Work to be completed: For each line below that contains the string "TradingView", copy that line.

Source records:
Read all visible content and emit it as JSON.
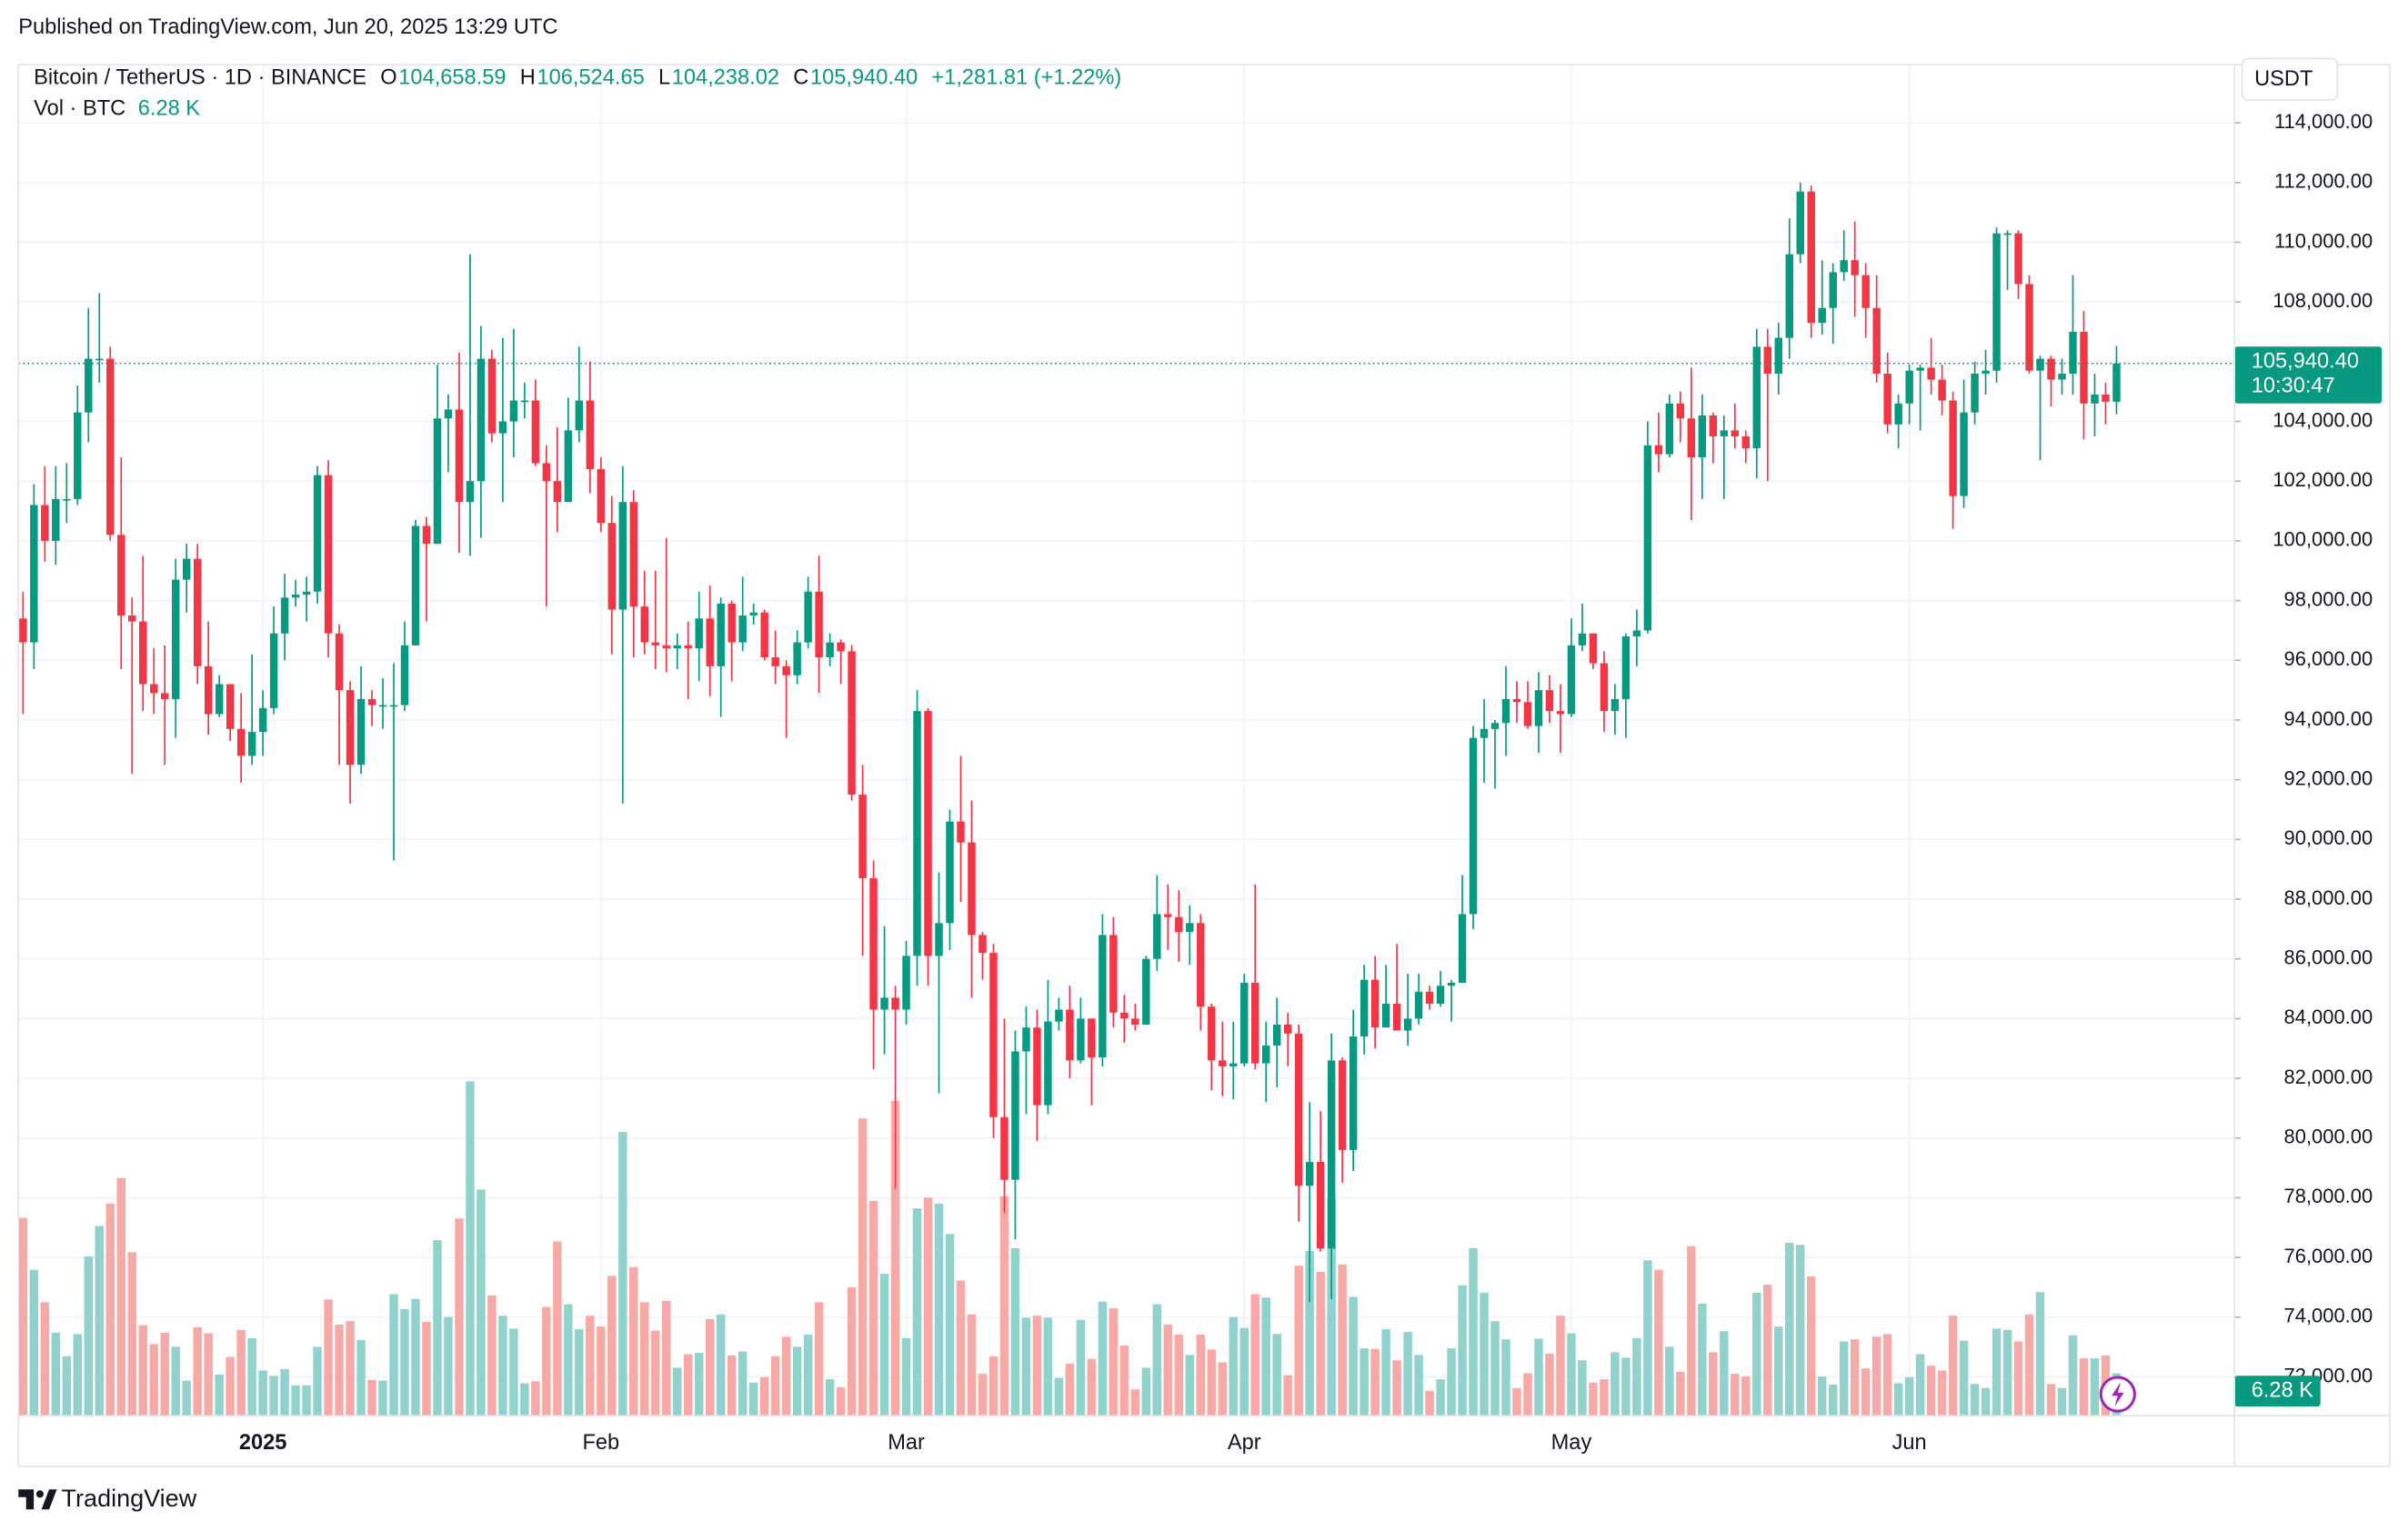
{
  "header": {
    "published": "Published on TradingView.com, Jun 20, 2025 13:29 UTC"
  },
  "footer": {
    "brand": "TradingView"
  },
  "chart_data": {
    "type": "candlestick",
    "symbol": "Bitcoin / TetherUS · 1D · BINANCE",
    "ohlc_header": [
      {
        "key": "O",
        "label": "104,658.59"
      },
      {
        "key": "H",
        "label": "106,524.65"
      },
      {
        "key": "L",
        "label": "104,238.02"
      },
      {
        "key": "C",
        "label": "105,940.40"
      }
    ],
    "change_label": "+1,281.81 (+1.22%)",
    "countdown": "10:30:47",
    "currency": "USDT",
    "up_color": "#089981",
    "down_color": "#f23645",
    "volume_up_color": "#92d2cc",
    "volume_down_color": "#f7a9a7",
    "grid": true,
    "ylim": [
      70700,
      115950
    ],
    "yticks": [
      {
        "value": 72000,
        "label": "72,000.00"
      },
      {
        "value": 74000,
        "label": "74,000.00"
      },
      {
        "value": 76000,
        "label": "76,000.00"
      },
      {
        "value": 78000,
        "label": "78,000.00"
      },
      {
        "value": 80000,
        "label": "80,000.00"
      },
      {
        "value": 82000,
        "label": "82,000.00"
      },
      {
        "value": 84000,
        "label": "84,000.00"
      },
      {
        "value": 86000,
        "label": "86,000.00"
      },
      {
        "value": 88000,
        "label": "88,000.00"
      },
      {
        "value": 90000,
        "label": "90,000.00"
      },
      {
        "value": 92000,
        "label": "92,000.00"
      },
      {
        "value": 94000,
        "label": "94,000.00"
      },
      {
        "value": 96000,
        "label": "96,000.00"
      },
      {
        "value": 98000,
        "label": "98,000.00"
      },
      {
        "value": 100000,
        "label": "100,000.00"
      },
      {
        "value": 102000,
        "label": "102,000.00"
      },
      {
        "value": 104000,
        "label": "104,000.00"
      },
      {
        "value": 106000,
        "label": "106,000.00"
      },
      {
        "value": 108000,
        "label": "108,000.00"
      },
      {
        "value": 110000,
        "label": "110,000.00"
      },
      {
        "value": 112000,
        "label": "112,000.00"
      },
      {
        "value": 114000,
        "label": "114,000.00"
      }
    ],
    "xticks": [
      {
        "value": 22,
        "label": "2025"
      },
      {
        "value": 53,
        "label": "Feb"
      },
      {
        "value": 81,
        "label": "Mar"
      },
      {
        "value": 112,
        "label": "Apr"
      },
      {
        "value": 142,
        "label": "May"
      },
      {
        "value": 173,
        "label": "Jun"
      }
    ],
    "open": [
      97400,
      96600,
      101200,
      100000,
      101400,
      101400,
      104300,
      106100,
      106100,
      100200,
      97500,
      97300,
      95200,
      94900,
      94700,
      98700,
      99400,
      95800,
      94200,
      95200,
      93700,
      92800,
      93600,
      94400,
      96900,
      98100,
      98200,
      98300,
      102200,
      96900,
      95000,
      92500,
      94700,
      94500,
      94500,
      94500,
      96500,
      100500,
      99900,
      104100,
      104400,
      101300,
      102000,
      106100,
      103600,
      104000,
      104700,
      104700,
      102600,
      102000,
      101300,
      103700,
      104700,
      102400,
      100600,
      97700,
      101300,
      97800,
      96600,
      96500,
      96400,
      96500,
      96400,
      97400,
      95800,
      97900,
      96600,
      97500,
      97600,
      96100,
      95800,
      95500,
      96600,
      98300,
      96100,
      96600,
      96300,
      91500,
      88700,
      84300,
      84700,
      84300,
      86100,
      94300,
      86100,
      87200,
      90600,
      89900,
      86800,
      86200,
      80700,
      78600,
      82900,
      83700,
      81100,
      83900,
      84300,
      82600,
      84000,
      82700,
      86800,
      84200,
      84000,
      83800,
      86000,
      87500,
      87400,
      86900,
      87200,
      84400,
      82600,
      82400,
      82500,
      85200,
      82500,
      83100,
      83800,
      83500,
      78400,
      79200,
      76300,
      82600,
      79600,
      83400,
      85300,
      83700,
      84500,
      83600,
      84000,
      84900,
      84500,
      85100,
      85200,
      87500,
      93400,
      93700,
      93900,
      94700,
      94600,
      93800,
      95000,
      94300,
      94200,
      96500,
      96900,
      95900,
      94300,
      94700,
      96800,
      97000,
      103200,
      102900,
      104600,
      104100,
      102800,
      104200,
      103500,
      103700,
      103500,
      103100,
      106500,
      105600,
      106800,
      109600,
      111700,
      107300,
      107800,
      109000,
      109400,
      108900,
      107800,
      105600,
      103900,
      104600,
      105700,
      105800,
      105400,
      104700,
      101500,
      104300,
      105600,
      105700,
      110300,
      110300,
      108600,
      105700,
      106100,
      105400,
      105600,
      107000,
      104600,
      104900,
      104658.59
    ],
    "high": [
      98300,
      101900,
      102500,
      102500,
      102600,
      105200,
      107800,
      108300,
      106500,
      102800,
      98100,
      99500,
      96400,
      96500,
      99400,
      99900,
      99900,
      97300,
      95500,
      95200,
      94900,
      96200,
      95000,
      97800,
      98900,
      98700,
      98800,
      102500,
      102700,
      97200,
      95300,
      95800,
      95000,
      95400,
      95900,
      97300,
      100700,
      100800,
      105900,
      104900,
      106300,
      109600,
      107200,
      106400,
      106800,
      107100,
      105300,
      105400,
      103200,
      103800,
      104800,
      106500,
      106000,
      102800,
      101500,
      102500,
      101700,
      99000,
      99000,
      100100,
      96900,
      97300,
      98300,
      98500,
      98100,
      98000,
      98800,
      97900,
      97700,
      97000,
      96000,
      97000,
      98800,
      99500,
      96900,
      96700,
      96500,
      92500,
      89300,
      87100,
      85100,
      86600,
      95000,
      94400,
      88900,
      91000,
      92800,
      91300,
      86900,
      86500,
      84000,
      83600,
      84400,
      84300,
      85300,
      84700,
      85100,
      84700,
      84000,
      87500,
      87400,
      84800,
      84500,
      86100,
      88800,
      88500,
      88300,
      87800,
      87500,
      84500,
      83900,
      83900,
      85500,
      88500,
      83900,
      84700,
      84200,
      83800,
      81200,
      80900,
      83500,
      82700,
      84300,
      85800,
      86100,
      85800,
      86500,
      85500,
      85500,
      85100,
      85600,
      85300,
      88800,
      93800,
      94700,
      94000,
      95800,
      95300,
      95300,
      95600,
      95500,
      95200,
      97400,
      97900,
      96900,
      96300,
      95200,
      96900,
      97700,
      104000,
      104300,
      104900,
      105000,
      105800,
      104900,
      104300,
      104200,
      104600,
      103700,
      107100,
      107100,
      107300,
      110800,
      112000,
      111900,
      109400,
      109300,
      110400,
      110700,
      109300,
      108900,
      106300,
      104900,
      105900,
      105900,
      106800,
      105900,
      105000,
      105400,
      106000,
      106400,
      110500,
      110400,
      110400,
      108900,
      106200,
      106200,
      106100,
      108900,
      107700,
      105600,
      105300,
      106524.65
    ],
    "low": [
      94200,
      95700,
      99300,
      99200,
      100600,
      101200,
      103300,
      105300,
      100000,
      95700,
      92200,
      94300,
      94200,
      92500,
      93400,
      97600,
      95200,
      93500,
      94100,
      93300,
      91900,
      92500,
      92800,
      94200,
      96000,
      97800,
      97300,
      97900,
      96100,
      92500,
      91200,
      92200,
      93800,
      93700,
      89300,
      94300,
      96500,
      97300,
      99900,
      102300,
      99600,
      99500,
      100100,
      103300,
      101300,
      102800,
      104100,
      102500,
      97800,
      100300,
      101300,
      103300,
      101600,
      100300,
      96200,
      91200,
      96100,
      96200,
      95700,
      95600,
      95700,
      94700,
      95300,
      94800,
      94100,
      95300,
      96300,
      97200,
      96000,
      95200,
      93400,
      95200,
      96400,
      94900,
      95800,
      95200,
      91300,
      86100,
      82300,
      82800,
      78300,
      83800,
      85100,
      85100,
      81500,
      86300,
      87900,
      84700,
      85300,
      80000,
      77500,
      76600,
      80800,
      79900,
      80800,
      83600,
      82000,
      82500,
      81100,
      82400,
      83700,
      83200,
      83600,
      83800,
      85600,
      86300,
      85900,
      85800,
      83600,
      81600,
      81400,
      81300,
      82400,
      82300,
      81200,
      81700,
      82400,
      77200,
      74500,
      76200,
      74600,
      78500,
      78900,
      82800,
      83000,
      83700,
      83600,
      83100,
      83800,
      84300,
      84400,
      83900,
      85200,
      87000,
      91900,
      91700,
      92800,
      93900,
      93700,
      92900,
      93900,
      92900,
      94100,
      96300,
      95700,
      93600,
      93500,
      93400,
      95800,
      96900,
      102300,
      102800,
      103300,
      100700,
      101400,
      102600,
      101400,
      103100,
      102600,
      102100,
      102000,
      104900,
      106100,
      109300,
      106800,
      106900,
      106600,
      108700,
      107500,
      106800,
      105300,
      103600,
      103100,
      103900,
      103700,
      104900,
      104200,
      100400,
      101100,
      103900,
      104900,
      105300,
      108400,
      108100,
      105600,
      102700,
      104500,
      104900,
      104900,
      103400,
      103500,
      103900,
      104238.02
    ],
    "close": [
      96600,
      101200,
      100000,
      101400,
      101400,
      104300,
      106100,
      106100,
      100200,
      97500,
      97300,
      95200,
      94900,
      94700,
      98700,
      99400,
      95800,
      94200,
      95200,
      93700,
      92800,
      93600,
      94400,
      96900,
      98100,
      98200,
      98300,
      102200,
      96900,
      95000,
      92500,
      94700,
      94500,
      94500,
      94500,
      96500,
      100500,
      99900,
      104100,
      104400,
      101300,
      102000,
      106100,
      103600,
      104000,
      104700,
      104700,
      102600,
      102000,
      101300,
      103700,
      104700,
      102400,
      100600,
      97700,
      101300,
      97800,
      96600,
      96500,
      96400,
      96500,
      96400,
      97400,
      95800,
      97900,
      96600,
      97500,
      97600,
      96100,
      95800,
      95500,
      96600,
      98300,
      96100,
      96600,
      96300,
      91500,
      88700,
      84300,
      84700,
      84300,
      86100,
      94300,
      86100,
      87200,
      90600,
      89900,
      86800,
      86200,
      80700,
      78600,
      82900,
      83700,
      81100,
      83900,
      84300,
      82600,
      84000,
      82700,
      86800,
      84200,
      84000,
      83800,
      86000,
      87500,
      87400,
      86900,
      87200,
      84400,
      82600,
      82400,
      82500,
      85200,
      82500,
      83100,
      83800,
      83500,
      78400,
      79200,
      76300,
      82600,
      79600,
      83400,
      85300,
      83700,
      84500,
      83600,
      84000,
      84900,
      84500,
      85100,
      85200,
      87500,
      93400,
      93700,
      93900,
      94700,
      94600,
      93800,
      95000,
      94300,
      94200,
      96500,
      96900,
      95900,
      94300,
      94700,
      96800,
      97000,
      103200,
      102900,
      104600,
      104100,
      102800,
      104200,
      103500,
      103700,
      103500,
      103100,
      106500,
      105600,
      106800,
      109600,
      111700,
      107300,
      107800,
      109000,
      109400,
      108900,
      107800,
      105600,
      103900,
      104600,
      105700,
      105800,
      105400,
      104700,
      101500,
      104300,
      105600,
      105700,
      110300,
      110300,
      108600,
      105700,
      106100,
      105400,
      105600,
      107000,
      104600,
      104900,
      104658.59,
      105940.4
    ],
    "volume": {
      "name": "Vol · BTC",
      "last_label": "6.28 K",
      "lim": [
        0,
        200000
      ],
      "values": [
        29300,
        21600,
        16800,
        12300,
        8800,
        12100,
        23600,
        28100,
        31400,
        35200,
        24200,
        13400,
        10600,
        12300,
        10200,
        5200,
        13100,
        12200,
        6100,
        8700,
        12700,
        11500,
        6700,
        5900,
        6900,
        4500,
        4500,
        10200,
        17200,
        13500,
        14000,
        11200,
        5300,
        5200,
        18000,
        15800,
        17300,
        13900,
        26000,
        14600,
        29200,
        49500,
        33500,
        17800,
        14800,
        12900,
        4800,
        5100,
        16100,
        25800,
        16500,
        12800,
        14800,
        13200,
        20700,
        42000,
        22000,
        16800,
        12600,
        17000,
        7100,
        9100,
        9300,
        14300,
        15000,
        8900,
        9500,
        4900,
        5700,
        8800,
        11700,
        10200,
        12000,
        16800,
        5400,
        4200,
        19000,
        44000,
        31800,
        21000,
        46600,
        11500,
        30700,
        32300,
        31400,
        26900,
        20000,
        15000,
        6200,
        8800,
        32500,
        24800,
        14500,
        14800,
        14500,
        5600,
        7700,
        14200,
        8400,
        16900,
        15900,
        10400,
        3900,
        7100,
        16500,
        13500,
        12000,
        9000,
        12000,
        9800,
        7900,
        14600,
        13000,
        18000,
        17500,
        12100,
        6000,
        22200,
        24400,
        21300,
        32200,
        22400,
        17600,
        10000,
        9900,
        12800,
        8200,
        12400,
        9000,
        3700,
        5400,
        10000,
        19300,
        24800,
        18200,
        14000,
        11300,
        4100,
        6300,
        11400,
        9200,
        14800,
        12200,
        8200,
        4900,
        5400,
        9400,
        8600,
        11500,
        23000,
        21600,
        10200,
        6500,
        25100,
        16600,
        9400,
        12500,
        6200,
        5800,
        18200,
        19400,
        13200,
        25600,
        25300,
        20600,
        5800,
        4600,
        11000,
        11300,
        7000,
        11700,
        12100,
        4800,
        5700,
        9100,
        7400,
        6700,
        14800,
        11100,
        4700,
        4100,
        12900,
        12700,
        11000,
        15000,
        18300,
        4700,
        4100,
        11900,
        8500,
        8500,
        8900,
        6280
      ]
    }
  }
}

Task output:
    "published": "Published on TradingView.com, Jun 20, 2025 13:29 UTC"
    "brand": "TradingView"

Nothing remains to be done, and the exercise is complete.